• [Supplied information]:

◆ ◆ ◆ ◆

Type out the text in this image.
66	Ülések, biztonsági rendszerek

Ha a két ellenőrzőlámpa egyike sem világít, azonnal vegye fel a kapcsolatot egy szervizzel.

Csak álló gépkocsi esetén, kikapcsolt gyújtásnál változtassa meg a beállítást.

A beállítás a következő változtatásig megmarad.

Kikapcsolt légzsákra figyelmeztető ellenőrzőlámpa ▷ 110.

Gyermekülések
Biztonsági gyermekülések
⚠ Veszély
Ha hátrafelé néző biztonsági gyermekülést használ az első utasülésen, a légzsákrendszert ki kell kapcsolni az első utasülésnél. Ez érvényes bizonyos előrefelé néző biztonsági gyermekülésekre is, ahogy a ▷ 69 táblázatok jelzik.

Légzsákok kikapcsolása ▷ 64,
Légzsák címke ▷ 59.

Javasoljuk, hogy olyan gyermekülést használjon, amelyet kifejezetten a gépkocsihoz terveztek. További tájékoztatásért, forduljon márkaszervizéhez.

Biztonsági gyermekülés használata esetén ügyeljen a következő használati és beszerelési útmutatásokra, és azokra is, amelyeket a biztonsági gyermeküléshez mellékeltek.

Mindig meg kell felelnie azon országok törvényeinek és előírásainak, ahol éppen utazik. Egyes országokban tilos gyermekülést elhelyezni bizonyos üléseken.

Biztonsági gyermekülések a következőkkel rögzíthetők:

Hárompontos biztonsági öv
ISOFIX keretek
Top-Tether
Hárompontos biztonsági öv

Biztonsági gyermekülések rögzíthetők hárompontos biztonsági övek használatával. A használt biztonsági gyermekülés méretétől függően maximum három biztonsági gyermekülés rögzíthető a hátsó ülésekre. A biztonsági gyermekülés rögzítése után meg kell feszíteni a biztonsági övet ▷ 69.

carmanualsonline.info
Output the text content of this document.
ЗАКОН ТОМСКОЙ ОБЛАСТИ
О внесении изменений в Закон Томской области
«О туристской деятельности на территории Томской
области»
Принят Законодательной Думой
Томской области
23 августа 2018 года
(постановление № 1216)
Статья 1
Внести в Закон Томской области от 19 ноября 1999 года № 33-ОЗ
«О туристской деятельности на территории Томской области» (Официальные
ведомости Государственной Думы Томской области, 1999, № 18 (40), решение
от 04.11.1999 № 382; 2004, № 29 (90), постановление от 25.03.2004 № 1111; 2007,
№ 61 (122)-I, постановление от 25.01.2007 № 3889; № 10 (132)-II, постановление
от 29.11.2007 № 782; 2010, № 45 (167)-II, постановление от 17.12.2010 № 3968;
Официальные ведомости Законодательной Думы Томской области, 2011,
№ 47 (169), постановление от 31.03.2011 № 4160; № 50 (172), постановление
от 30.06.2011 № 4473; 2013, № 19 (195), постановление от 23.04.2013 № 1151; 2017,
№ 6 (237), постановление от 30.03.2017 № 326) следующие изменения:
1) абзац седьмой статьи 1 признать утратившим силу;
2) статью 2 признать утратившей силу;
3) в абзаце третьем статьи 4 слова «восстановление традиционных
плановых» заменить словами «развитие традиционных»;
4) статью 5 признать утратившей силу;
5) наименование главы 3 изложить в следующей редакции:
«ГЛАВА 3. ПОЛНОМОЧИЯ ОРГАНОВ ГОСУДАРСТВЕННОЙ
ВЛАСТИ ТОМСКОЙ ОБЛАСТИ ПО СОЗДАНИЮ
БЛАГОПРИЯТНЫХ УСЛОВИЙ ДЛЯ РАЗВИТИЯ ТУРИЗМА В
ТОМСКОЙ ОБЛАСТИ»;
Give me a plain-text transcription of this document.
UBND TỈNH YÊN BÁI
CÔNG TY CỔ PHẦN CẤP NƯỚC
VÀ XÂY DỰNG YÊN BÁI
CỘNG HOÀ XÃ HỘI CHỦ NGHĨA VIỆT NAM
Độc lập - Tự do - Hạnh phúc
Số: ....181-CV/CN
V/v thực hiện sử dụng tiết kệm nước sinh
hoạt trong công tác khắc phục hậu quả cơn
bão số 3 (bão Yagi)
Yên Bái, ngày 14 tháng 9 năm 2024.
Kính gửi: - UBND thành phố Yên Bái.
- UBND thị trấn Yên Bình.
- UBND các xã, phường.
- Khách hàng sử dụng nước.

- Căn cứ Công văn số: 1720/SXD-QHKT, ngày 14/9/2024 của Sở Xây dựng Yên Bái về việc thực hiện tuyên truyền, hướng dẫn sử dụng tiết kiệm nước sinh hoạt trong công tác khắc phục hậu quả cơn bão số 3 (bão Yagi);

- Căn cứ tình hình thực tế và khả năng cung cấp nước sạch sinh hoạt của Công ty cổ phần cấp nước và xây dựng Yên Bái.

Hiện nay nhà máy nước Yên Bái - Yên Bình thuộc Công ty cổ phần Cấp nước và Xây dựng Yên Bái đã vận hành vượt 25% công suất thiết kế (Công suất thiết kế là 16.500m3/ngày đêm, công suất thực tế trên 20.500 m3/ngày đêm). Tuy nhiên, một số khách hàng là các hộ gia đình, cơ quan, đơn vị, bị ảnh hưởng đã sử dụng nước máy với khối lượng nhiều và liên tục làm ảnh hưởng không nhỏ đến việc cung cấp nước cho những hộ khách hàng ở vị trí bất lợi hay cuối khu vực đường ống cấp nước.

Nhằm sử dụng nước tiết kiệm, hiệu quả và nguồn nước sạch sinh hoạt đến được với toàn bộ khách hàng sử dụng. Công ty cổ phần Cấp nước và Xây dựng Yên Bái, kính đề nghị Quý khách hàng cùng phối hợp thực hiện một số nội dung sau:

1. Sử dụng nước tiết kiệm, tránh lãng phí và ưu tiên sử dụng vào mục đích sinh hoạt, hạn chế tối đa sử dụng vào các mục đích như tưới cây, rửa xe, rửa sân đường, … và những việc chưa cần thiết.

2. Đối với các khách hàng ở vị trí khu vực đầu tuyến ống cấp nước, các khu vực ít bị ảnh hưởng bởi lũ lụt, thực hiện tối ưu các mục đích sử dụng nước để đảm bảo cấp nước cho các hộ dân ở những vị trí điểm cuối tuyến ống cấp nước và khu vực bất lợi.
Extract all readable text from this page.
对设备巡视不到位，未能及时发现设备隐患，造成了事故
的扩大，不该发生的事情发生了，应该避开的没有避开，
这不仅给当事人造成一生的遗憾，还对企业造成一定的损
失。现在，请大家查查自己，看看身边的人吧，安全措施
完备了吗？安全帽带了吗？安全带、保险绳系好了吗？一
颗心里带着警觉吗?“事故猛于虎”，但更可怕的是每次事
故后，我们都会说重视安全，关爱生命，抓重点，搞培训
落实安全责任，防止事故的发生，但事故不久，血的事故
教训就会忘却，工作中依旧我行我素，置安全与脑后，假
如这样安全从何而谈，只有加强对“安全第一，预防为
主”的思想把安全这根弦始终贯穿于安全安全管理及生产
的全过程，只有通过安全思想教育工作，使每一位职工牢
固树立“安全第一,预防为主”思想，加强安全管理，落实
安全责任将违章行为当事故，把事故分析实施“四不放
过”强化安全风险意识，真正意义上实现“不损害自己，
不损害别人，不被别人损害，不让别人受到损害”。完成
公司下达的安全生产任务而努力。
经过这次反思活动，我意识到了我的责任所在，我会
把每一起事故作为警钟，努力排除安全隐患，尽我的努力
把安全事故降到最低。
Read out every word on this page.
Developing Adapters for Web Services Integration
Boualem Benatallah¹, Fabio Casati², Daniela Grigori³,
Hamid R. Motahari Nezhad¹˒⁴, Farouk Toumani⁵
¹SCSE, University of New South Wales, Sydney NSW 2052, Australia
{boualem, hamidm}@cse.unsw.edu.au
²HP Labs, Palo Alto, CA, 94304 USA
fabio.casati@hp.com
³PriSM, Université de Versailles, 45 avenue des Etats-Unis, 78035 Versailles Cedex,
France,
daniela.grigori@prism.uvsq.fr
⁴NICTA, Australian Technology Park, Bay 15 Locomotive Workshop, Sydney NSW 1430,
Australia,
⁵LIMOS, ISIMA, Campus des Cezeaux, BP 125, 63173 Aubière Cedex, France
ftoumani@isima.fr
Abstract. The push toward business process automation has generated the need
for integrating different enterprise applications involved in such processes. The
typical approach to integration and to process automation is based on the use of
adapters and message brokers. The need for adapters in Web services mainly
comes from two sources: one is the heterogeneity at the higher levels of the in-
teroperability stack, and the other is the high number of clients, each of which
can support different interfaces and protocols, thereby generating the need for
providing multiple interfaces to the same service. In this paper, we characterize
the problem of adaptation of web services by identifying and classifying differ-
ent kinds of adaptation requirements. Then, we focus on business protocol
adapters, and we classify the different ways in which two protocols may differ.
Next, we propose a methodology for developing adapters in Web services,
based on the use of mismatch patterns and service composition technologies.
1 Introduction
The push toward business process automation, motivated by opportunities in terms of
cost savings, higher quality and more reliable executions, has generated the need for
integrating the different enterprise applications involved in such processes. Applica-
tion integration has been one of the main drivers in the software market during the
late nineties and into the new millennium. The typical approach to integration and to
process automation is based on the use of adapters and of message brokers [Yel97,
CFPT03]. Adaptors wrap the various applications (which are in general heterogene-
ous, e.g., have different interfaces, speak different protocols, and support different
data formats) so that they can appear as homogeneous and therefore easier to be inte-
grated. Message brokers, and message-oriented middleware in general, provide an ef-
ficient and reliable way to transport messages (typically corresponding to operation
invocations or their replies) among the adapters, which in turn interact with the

◆ ◆ ◆ ◆

• [Written instruction]: Your answer should be only a number: how many lines of the data above contain the string "территории"?

• [Task result]: 2